SHORT PROBLEM: Reproduce the listing verbatim.

────────────────

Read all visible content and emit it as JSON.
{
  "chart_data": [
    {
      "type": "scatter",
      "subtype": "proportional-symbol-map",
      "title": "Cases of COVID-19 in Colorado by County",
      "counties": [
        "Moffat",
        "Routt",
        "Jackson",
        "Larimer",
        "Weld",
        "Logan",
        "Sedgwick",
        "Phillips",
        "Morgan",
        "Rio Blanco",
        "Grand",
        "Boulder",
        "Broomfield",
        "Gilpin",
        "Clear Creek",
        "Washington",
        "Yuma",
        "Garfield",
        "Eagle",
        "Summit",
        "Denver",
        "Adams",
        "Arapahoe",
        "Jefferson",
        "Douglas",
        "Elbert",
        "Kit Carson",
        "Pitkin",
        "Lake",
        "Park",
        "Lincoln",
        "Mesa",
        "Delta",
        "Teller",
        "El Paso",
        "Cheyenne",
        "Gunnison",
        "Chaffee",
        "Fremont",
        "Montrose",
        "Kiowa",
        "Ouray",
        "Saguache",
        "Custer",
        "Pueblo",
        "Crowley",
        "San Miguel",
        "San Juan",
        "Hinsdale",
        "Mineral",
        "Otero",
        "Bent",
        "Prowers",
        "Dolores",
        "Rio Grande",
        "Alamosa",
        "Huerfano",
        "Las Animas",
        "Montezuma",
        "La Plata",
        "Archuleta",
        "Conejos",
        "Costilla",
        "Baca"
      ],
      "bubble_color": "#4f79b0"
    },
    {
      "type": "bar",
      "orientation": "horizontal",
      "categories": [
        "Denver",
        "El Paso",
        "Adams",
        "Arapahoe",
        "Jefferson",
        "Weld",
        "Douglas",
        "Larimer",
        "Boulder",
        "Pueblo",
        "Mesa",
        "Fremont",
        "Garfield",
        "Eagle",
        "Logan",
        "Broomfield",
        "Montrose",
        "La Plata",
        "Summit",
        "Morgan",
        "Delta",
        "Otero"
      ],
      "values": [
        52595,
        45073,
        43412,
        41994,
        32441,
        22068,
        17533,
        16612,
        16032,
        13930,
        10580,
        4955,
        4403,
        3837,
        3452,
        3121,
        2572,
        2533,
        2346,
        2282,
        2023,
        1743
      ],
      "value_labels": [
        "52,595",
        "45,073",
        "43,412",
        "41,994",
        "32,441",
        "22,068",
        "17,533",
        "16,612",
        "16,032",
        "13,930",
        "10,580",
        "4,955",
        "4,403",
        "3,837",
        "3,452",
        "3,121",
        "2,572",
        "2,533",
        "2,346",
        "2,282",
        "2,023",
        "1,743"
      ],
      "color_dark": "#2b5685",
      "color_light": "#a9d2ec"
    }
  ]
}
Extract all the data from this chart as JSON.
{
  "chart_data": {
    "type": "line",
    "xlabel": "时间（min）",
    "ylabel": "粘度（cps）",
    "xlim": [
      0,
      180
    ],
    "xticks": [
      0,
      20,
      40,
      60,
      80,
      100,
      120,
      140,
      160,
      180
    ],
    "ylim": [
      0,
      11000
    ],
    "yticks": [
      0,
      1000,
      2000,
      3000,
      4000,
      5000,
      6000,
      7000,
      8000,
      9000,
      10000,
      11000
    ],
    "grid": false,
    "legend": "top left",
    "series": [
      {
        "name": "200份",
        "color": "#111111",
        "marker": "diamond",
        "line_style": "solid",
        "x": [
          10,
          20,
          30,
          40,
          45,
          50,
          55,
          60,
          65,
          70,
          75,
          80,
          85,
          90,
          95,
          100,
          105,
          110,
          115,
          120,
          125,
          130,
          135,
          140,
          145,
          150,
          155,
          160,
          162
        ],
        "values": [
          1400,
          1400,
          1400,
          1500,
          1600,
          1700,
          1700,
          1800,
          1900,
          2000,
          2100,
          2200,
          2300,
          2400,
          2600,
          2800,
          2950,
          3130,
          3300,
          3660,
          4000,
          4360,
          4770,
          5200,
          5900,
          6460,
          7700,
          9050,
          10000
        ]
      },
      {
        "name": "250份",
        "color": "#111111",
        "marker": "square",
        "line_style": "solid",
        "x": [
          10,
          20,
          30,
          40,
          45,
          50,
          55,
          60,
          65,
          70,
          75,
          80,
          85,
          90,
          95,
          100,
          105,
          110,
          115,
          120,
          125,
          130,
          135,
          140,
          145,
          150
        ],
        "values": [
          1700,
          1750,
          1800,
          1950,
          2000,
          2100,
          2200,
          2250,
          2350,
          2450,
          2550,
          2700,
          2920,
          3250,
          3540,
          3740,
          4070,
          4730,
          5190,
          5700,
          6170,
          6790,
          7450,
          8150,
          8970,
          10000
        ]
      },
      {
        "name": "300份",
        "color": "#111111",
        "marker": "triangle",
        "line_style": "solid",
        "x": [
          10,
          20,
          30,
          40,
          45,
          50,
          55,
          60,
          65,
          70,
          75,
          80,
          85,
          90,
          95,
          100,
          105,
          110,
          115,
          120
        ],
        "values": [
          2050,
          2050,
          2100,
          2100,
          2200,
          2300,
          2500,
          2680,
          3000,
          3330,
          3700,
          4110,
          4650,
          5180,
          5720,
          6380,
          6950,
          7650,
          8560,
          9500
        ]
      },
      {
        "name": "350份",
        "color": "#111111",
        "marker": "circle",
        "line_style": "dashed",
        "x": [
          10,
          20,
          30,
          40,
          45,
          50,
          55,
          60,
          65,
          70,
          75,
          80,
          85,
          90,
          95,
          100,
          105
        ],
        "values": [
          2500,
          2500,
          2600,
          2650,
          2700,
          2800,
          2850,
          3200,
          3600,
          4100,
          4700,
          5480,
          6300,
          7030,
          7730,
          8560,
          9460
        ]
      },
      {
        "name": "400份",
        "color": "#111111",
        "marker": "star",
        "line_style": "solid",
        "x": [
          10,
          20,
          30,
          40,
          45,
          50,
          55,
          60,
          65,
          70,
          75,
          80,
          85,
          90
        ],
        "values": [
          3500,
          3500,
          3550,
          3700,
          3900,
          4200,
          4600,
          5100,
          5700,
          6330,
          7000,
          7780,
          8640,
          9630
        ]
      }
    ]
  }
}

────────────────

OUTPUT:
Read all visible content and emit it as JSON.
{
  "chart_data": [
    {
      "type": "scatter",
      "subtype": "proportional-symbol-map",
      "title": "Cases of COVID-19 in Colorado by County",
      "counties": [
        "Moffat",
        "Routt",
        "Jackson",
        "Larimer",
        "Weld",
        "Logan",
        "Sedgwick",
        "Phillips",
        "Morgan",
        "Rio Blanco",
        "Grand",
        "Boulder",
        "Broomfield",
        "Gilpin",
        "Clear Creek",
        "Washington",
        "Yuma",
        "Garfield",
        "Eagle",
        "Summit",
        "Denver",
        "Adams",
        "Arapahoe",
        "Jefferson",
        "Douglas",
        "Elbert",
        "Kit Carson",
        "Pitkin",
        "Lake",
        "Park",
        "Lincoln",
        "Mesa",
        "Delta",
        "Teller",
        "El Paso",
        "Cheyenne",
        "Gunnison",
        "Chaffee",
        "Fremont",
        "Montrose",
        "Kiowa",
        "Ouray",
        "Saguache",
        "Custer",
        "Pueblo",
        "Crowley",
        "San Miguel",
        "San Juan",
        "Hinsdale",
        "Mineral",
        "Otero",
        "Bent",
        "Prowers",
        "Dolores",
        "Rio Grande",
        "Alamosa",
        "Huerfano",
        "Las Animas",
        "Montezuma",
        "La Plata",
        "Archuleta",
        "Conejos",
        "Costilla",
        "Baca"
      ],
      "bubble_color": "#4f79b0"
    },
    {
      "type": "bar",
      "orientation": "horizontal",
      "categories": [
        "Denver",
        "El Paso",
        "Adams",
        "Arapahoe",
        "Jefferson",
        "Weld",
        "Douglas",
        "Larimer",
        "Boulder",
        "Pueblo",
        "Mesa",
        "Fremont",
        "Garfield",
        "Eagle",
        "Logan",
        "Broomfield",
        "Montrose",
        "La Plata",
        "Summit",
        "Morgan",
        "Delta",
        "Otero"
      ],
      "values": [
        52595,
        45073,
        43412,
        41994,
        32441,
        22068,
        17533,
        16612,
        16032,
        13930,
        10580,
        4955,
        4403,
        3837,
        3452,
        3121,
        2572,
        2533,
        2346,
        2282,
        2023,
        1743
      ],
      "value_labels": [
        "52,595",
        "45,073",
        "43,412",
        "41,994",
        "32,441",
        "22,068",
        "17,533",
        "16,612",
        "16,032",
        "13,930",
        "10,580",
        "4,955",
        "4,403",
        "3,837",
        "3,452",
        "3,121",
        "2,572",
        "2,533",
        "2,346",
        "2,282",
        "2,023",
        "1,743"
      ],
      "color_dark": "#2b5685",
      "color_light": "#a9d2ec"
    }
  ]
}
Extract all the data from this chart as JSON.
{
  "chart_data": {
    "type": "line",
    "xlabel": "时间（min）",
    "ylabel": "粘度（cps）",
    "xlim": [
      0,
      180
    ],
    "xticks": [
      0,
      20,
      40,
      60,
      80,
      100,
      120,
      140,
      160,
      180
    ],
    "ylim": [
      0,
      11000
    ],
    "yticks": [
      0,
      1000,
      2000,
      3000,
      4000,
      5000,
      6000,
      7000,
      8000,
      9000,
      10000,
      11000
    ],
    "grid": false,
    "legend": "top left",
    "series": [
      {
        "name": "200份",
        "color": "#111111",
        "marker": "diamond",
        "line_style": "solid",
        "x": [
          10,
          20,
          30,
          40,
          45,
          50,
          55,
          60,
          65,
          70,
          75,
          80,
          85,
          90,
          95,
          100,
          105,
          110,
          115,
          120,
          125,
          130,
          135,
          140,
          145,
          150,
          155,
          160,
          162
        ],
        "values": [
          1400,
          1400,
          1400,
          1500,
          1600,
          1700,
          1700,
          1800,
          1900,
          2000,
          2100,
          2200,
          2300,
          2400,
          2600,
          2800,
          2950,
          3130,
          3300,
          3660,
          4000,
          4360,
          4770,
          5200,
          5900,
          6460,
          7700,
          9050,
          10000
        ]
      },
      {
        "name": "250份",
        "color": "#111111",
        "marker": "square",
        "line_style": "solid",
        "x": [
          10,
          20,
          30,
          40,
          45,
          50,
          55,
          60,
          65,
          70,
          75,
          80,
          85,
          90,
          95,
          100,
          105,
          110,
          115,
          120,
          125,
          130,
          135,
          140,
          145,
          150
        ],
        "values": [
          1700,
          1750,
          1800,
          1950,
          2000,
          2100,
          2200,
          2250,
          2350,
          2450,
          2550,
          2700,
          2920,
          3250,
          3540,
          3740,
          4070,
          4730,
          5190,
          5700,
          6170,
          6790,
          7450,
          8150,
          8970,
          10000
        ]
      },
      {
        "name": "300份",
        "color": "#111111",
        "marker": "triangle",
        "line_style": "solid",
        "x": [
          10,
          20,
          30,
          40,
          45,
          50,
          55,
          60,
          65,
          70,
          75,
          80,
          85,
          90,
          95,
          100,
          105,
          110,
          115,
          120
        ],
        "values": [
          2050,
          2050,
          2100,
          2100,
          2200,
          2300,
          2500,
          2680,
          3000,
          3330,
          3700,
          4110,
          4650,
          5180,
          5720,
          6380,
          6950,
          7650,
          8560,
          9500
        ]
      },
      {
        "name": "350份",
        "color": "#111111",
        "marker": "circle",
        "line_style": "dashed",
        "x": [
          10,
          20,
          30,
          40,
          45,
          50,
          55,
          60,
          65,
          70,
          75,
          80,
          85,
          90,
          95,
          100,
          105
        ],
        "values": [
          2500,
          2500,
          2600,
          2650,
          2700,
          2800,
          2850,
          3200,
          3600,
          4100,
          4700,
          5480,
          6300,
          7030,
          7730,
          8560,
          9460
        ]
      },
      {
        "name": "400份",
        "color": "#111111",
        "marker": "star",
        "line_style": "solid",
        "x": [
          10,
          20,
          30,
          40,
          45,
          50,
          55,
          60,
          65,
          70,
          75,
          80,
          85,
          90
        ],
        "values": [
          3500,
          3500,
          3550,
          3700,
          3900,
          4200,
          4600,
          5100,
          5700,
          6330,
          7000,
          7780,
          8640,
          9630
        ]
      }
    ]
  }
}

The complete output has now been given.